> DIRECTION
Return the full material exactly.

> GIVEN DATA
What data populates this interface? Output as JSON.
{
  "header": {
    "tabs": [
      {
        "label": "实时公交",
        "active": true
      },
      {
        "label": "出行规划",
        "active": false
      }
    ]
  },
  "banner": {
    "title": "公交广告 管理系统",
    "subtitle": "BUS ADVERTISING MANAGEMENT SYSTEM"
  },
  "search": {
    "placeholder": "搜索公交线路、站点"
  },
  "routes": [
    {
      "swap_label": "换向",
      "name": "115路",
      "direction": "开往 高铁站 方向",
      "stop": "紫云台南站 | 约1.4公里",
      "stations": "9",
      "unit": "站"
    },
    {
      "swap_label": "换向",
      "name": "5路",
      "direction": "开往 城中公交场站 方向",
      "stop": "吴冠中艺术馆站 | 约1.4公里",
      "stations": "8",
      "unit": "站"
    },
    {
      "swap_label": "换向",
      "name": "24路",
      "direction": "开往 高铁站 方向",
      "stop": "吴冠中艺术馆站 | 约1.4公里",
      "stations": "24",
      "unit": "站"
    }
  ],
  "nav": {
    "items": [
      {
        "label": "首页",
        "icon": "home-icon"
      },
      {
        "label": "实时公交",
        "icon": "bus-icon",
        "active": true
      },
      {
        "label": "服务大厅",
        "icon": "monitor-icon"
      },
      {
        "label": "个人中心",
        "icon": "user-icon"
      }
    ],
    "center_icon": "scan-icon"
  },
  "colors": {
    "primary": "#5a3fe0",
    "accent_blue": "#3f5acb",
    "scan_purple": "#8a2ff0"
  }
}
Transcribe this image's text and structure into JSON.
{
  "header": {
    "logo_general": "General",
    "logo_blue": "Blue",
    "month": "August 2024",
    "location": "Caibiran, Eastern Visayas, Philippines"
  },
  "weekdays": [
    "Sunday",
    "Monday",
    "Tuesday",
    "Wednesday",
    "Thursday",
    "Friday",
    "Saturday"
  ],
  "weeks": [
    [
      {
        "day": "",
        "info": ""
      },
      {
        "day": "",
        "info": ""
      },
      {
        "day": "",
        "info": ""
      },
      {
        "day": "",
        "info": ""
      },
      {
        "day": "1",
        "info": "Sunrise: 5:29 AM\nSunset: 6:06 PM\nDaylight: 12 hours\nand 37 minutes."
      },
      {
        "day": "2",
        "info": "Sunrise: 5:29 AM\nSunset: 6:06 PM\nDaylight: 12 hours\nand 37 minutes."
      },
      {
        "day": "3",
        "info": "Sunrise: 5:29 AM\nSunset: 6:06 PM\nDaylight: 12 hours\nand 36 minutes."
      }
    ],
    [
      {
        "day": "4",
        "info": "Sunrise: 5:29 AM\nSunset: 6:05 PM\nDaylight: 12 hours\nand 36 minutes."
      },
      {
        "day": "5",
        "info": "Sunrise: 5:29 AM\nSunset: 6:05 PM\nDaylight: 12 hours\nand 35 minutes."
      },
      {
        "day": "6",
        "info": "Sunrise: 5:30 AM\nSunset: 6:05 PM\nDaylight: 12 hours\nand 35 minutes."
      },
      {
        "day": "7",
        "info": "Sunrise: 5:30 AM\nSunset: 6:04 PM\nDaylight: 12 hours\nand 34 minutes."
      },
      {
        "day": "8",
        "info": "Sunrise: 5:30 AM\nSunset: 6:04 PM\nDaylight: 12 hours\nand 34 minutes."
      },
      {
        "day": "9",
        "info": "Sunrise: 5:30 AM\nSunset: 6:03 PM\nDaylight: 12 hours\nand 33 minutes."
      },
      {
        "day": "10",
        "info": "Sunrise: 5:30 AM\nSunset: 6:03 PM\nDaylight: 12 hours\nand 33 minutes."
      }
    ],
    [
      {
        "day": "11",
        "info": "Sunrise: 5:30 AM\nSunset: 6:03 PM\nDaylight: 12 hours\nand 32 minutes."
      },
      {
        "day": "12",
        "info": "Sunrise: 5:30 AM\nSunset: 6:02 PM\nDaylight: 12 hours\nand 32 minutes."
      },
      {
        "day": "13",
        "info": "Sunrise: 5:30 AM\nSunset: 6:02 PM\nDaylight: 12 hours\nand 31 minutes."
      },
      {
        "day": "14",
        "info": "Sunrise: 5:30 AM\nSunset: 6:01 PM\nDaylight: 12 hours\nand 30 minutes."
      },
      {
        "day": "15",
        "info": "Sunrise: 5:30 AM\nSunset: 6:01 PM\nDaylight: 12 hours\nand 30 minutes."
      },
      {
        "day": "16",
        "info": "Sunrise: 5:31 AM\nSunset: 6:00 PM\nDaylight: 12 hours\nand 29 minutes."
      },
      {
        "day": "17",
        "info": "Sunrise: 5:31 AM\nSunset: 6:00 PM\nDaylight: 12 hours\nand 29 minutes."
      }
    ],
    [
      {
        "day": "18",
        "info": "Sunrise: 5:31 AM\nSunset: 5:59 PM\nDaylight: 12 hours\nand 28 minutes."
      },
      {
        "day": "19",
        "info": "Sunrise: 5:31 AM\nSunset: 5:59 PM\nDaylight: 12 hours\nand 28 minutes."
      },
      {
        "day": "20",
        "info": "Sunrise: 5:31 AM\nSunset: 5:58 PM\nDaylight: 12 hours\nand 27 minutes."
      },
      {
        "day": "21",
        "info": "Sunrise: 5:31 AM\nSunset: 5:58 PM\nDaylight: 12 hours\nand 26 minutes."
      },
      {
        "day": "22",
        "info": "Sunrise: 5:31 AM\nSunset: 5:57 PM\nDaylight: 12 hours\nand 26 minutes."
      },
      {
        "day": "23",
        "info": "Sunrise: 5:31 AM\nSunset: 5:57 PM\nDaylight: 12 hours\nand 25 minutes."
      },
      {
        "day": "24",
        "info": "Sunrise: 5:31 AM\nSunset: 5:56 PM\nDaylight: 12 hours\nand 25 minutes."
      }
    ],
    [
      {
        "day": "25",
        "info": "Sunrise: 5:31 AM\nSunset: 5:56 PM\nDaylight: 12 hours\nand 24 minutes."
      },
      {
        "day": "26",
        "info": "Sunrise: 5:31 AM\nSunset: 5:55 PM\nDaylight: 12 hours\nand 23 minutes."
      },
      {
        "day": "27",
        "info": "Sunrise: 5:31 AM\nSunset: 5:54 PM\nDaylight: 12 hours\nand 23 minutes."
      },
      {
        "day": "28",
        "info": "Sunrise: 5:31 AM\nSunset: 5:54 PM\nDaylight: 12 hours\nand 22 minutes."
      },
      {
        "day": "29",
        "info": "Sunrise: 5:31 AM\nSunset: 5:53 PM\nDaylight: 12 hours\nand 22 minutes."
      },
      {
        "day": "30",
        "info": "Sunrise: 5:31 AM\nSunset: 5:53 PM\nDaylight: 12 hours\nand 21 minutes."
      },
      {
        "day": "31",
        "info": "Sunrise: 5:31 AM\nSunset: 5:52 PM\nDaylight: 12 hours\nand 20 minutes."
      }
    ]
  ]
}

> SOLUTION TO THIS EXERCISE
What data populates this interface? Output as JSON.
{
  "header": {
    "tabs": [
      {
        "label": "实时公交",
        "active": true
      },
      {
        "label": "出行规划",
        "active": false
      }
    ]
  },
  "banner": {
    "title": "公交广告 管理系统",
    "subtitle": "BUS ADVERTISING MANAGEMENT SYSTEM"
  },
  "search": {
    "placeholder": "搜索公交线路、站点"
  },
  "routes": [
    {
      "swap_label": "换向",
      "name": "115路",
      "direction": "开往 高铁站 方向",
      "stop": "紫云台南站 | 约1.4公里",
      "stations": "9",
      "unit": "站"
    },
    {
      "swap_label": "换向",
      "name": "5路",
      "direction": "开往 城中公交场站 方向",
      "stop": "吴冠中艺术馆站 | 约1.4公里",
      "stations": "8",
      "unit": "站"
    },
    {
      "swap_label": "换向",
      "name": "24路",
      "direction": "开往 高铁站 方向",
      "stop": "吴冠中艺术馆站 | 约1.4公里",
      "stations": "24",
      "unit": "站"
    }
  ],
  "nav": {
    "items": [
      {
        "label": "首页",
        "icon": "home-icon"
      },
      {
        "label": "实时公交",
        "icon": "bus-icon",
        "active": true
      },
      {
        "label": "服务大厅",
        "icon": "monitor-icon"
      },
      {
        "label": "个人中心",
        "icon": "user-icon"
      }
    ],
    "center_icon": "scan-icon"
  },
  "colors": {
    "primary": "#5a3fe0",
    "accent_blue": "#3f5acb",
    "scan_purple": "#8a2ff0"
  }
}
Transcribe this image's text and structure into JSON.
{
  "header": {
    "logo_general": "General",
    "logo_blue": "Blue",
    "month": "August 2024",
    "location": "Caibiran, Eastern Visayas, Philippines"
  },
  "weekdays": [
    "Sunday",
    "Monday",
    "Tuesday",
    "Wednesday",
    "Thursday",
    "Friday",
    "Saturday"
  ],
  "weeks": [
    [
      {
        "day": "",
        "info": ""
      },
      {
        "day": "",
        "info": ""
      },
      {
        "day": "",
        "info": ""
      },
      {
        "day": "",
        "info": ""
      },
      {
        "day": "1",
        "info": "Sunrise: 5:29 AM\nSunset: 6:06 PM\nDaylight: 12 hours\nand 37 minutes."
      },
      {
        "day": "2",
        "info": "Sunrise: 5:29 AM\nSunset: 6:06 PM\nDaylight: 12 hours\nand 37 minutes."
      },
      {
        "day": "3",
        "info": "Sunrise: 5:29 AM\nSunset: 6:06 PM\nDaylight: 12 hours\nand 36 minutes."
      }
    ],
    [
      {
        "day": "4",
        "info": "Sunrise: 5:29 AM\nSunset: 6:05 PM\nDaylight: 12 hours\nand 36 minutes."
      },
      {
        "day": "5",
        "info": "Sunrise: 5:29 AM\nSunset: 6:05 PM\nDaylight: 12 hours\nand 35 minutes."
      },
      {
        "day": "6",
        "info": "Sunrise: 5:30 AM\nSunset: 6:05 PM\nDaylight: 12 hours\nand 35 minutes."
      },
      {
        "day": "7",
        "info": "Sunrise: 5:30 AM\nSunset: 6:04 PM\nDaylight: 12 hours\nand 34 minutes."
      },
      {
        "day": "8",
        "info": "Sunrise: 5:30 AM\nSunset: 6:04 PM\nDaylight: 12 hours\nand 34 minutes."
      },
      {
        "day": "9",
        "info": "Sunrise: 5:30 AM\nSunset: 6:03 PM\nDaylight: 12 hours\nand 33 minutes."
      },
      {
        "day": "10",
        "info": "Sunrise: 5:30 AM\nSunset: 6:03 PM\nDaylight: 12 hours\nand 33 minutes."
      }
    ],
    [
      {
        "day": "11",
        "info": "Sunrise: 5:30 AM\nSunset: 6:03 PM\nDaylight: 12 hours\nand 32 minutes."
      },
      {
        "day": "12",
        "info": "Sunrise: 5:30 AM\nSunset: 6:02 PM\nDaylight: 12 hours\nand 32 minutes."
      },
      {
        "day": "13",
        "info": "Sunrise: 5:30 AM\nSunset: 6:02 PM\nDaylight: 12 hours\nand 31 minutes."
      },
      {
        "day": "14",
        "info": "Sunrise: 5:30 AM\nSunset: 6:01 PM\nDaylight: 12 hours\nand 30 minutes."
      },
      {
        "day": "15",
        "info": "Sunrise: 5:30 AM\nSunset: 6:01 PM\nDaylight: 12 hours\nand 30 minutes."
      },
      {
        "day": "16",
        "info": "Sunrise: 5:31 AM\nSunset: 6:00 PM\nDaylight: 12 hours\nand 29 minutes."
      },
      {
        "day": "17",
        "info": "Sunrise: 5:31 AM\nSunset: 6:00 PM\nDaylight: 12 hours\nand 29 minutes."
      }
    ],
    [
      {
        "day": "18",
        "info": "Sunrise: 5:31 AM\nSunset: 5:59 PM\nDaylight: 12 hours\nand 28 minutes."
      },
      {
        "day": "19",
        "info": "Sunrise: 5:31 AM\nSunset: 5:59 PM\nDaylight: 12 hours\nand 28 minutes."
      },
      {
        "day": "20",
        "info": "Sunrise: 5:31 AM\nSunset: 5:58 PM\nDaylight: 12 hours\nand 27 minutes."
      },
      {
        "day": "21",
        "info": "Sunrise: 5:31 AM\nSunset: 5:58 PM\nDaylight: 12 hours\nand 26 minutes."
      },
      {
        "day": "22",
        "info": "Sunrise: 5:31 AM\nSunset: 5:57 PM\nDaylight: 12 hours\nand 26 minutes."
      },
      {
        "day": "23",
        "info": "Sunrise: 5:31 AM\nSunset: 5:57 PM\nDaylight: 12 hours\nand 25 minutes."
      },
      {
        "day": "24",
        "info": "Sunrise: 5:31 AM\nSunset: 5:56 PM\nDaylight: 12 hours\nand 25 minutes."
      }
    ],
    [
      {
        "day": "25",
        "info": "Sunrise: 5:31 AM\nSunset: 5:56 PM\nDaylight: 12 hours\nand 24 minutes."
      },
      {
        "day": "26",
        "info": "Sunrise: 5:31 AM\nSunset: 5:55 PM\nDaylight: 12 hours\nand 23 minutes."
      },
      {
        "day": "27",
        "info": "Sunrise: 5:31 AM\nSunset: 5:54 PM\nDaylight: 12 hours\nand 23 minutes."
      },
      {
        "day": "28",
        "info": "Sunrise: 5:31 AM\nSunset: 5:54 PM\nDaylight: 12 hours\nand 22 minutes."
      },
      {
        "day": "29",
        "info": "Sunrise: 5:31 AM\nSunset: 5:53 PM\nDaylight: 12 hours\nand 22 minutes."
      },
      {
        "day": "30",
        "info": "Sunrise: 5:31 AM\nSunset: 5:53 PM\nDaylight: 12 hours\nand 21 minutes."
      },
      {
        "day": "31",
        "info": "Sunrise: 5:31 AM\nSunset: 5:52 PM\nDaylight: 12 hours\nand 20 minutes."
      }
    ]
  ]
}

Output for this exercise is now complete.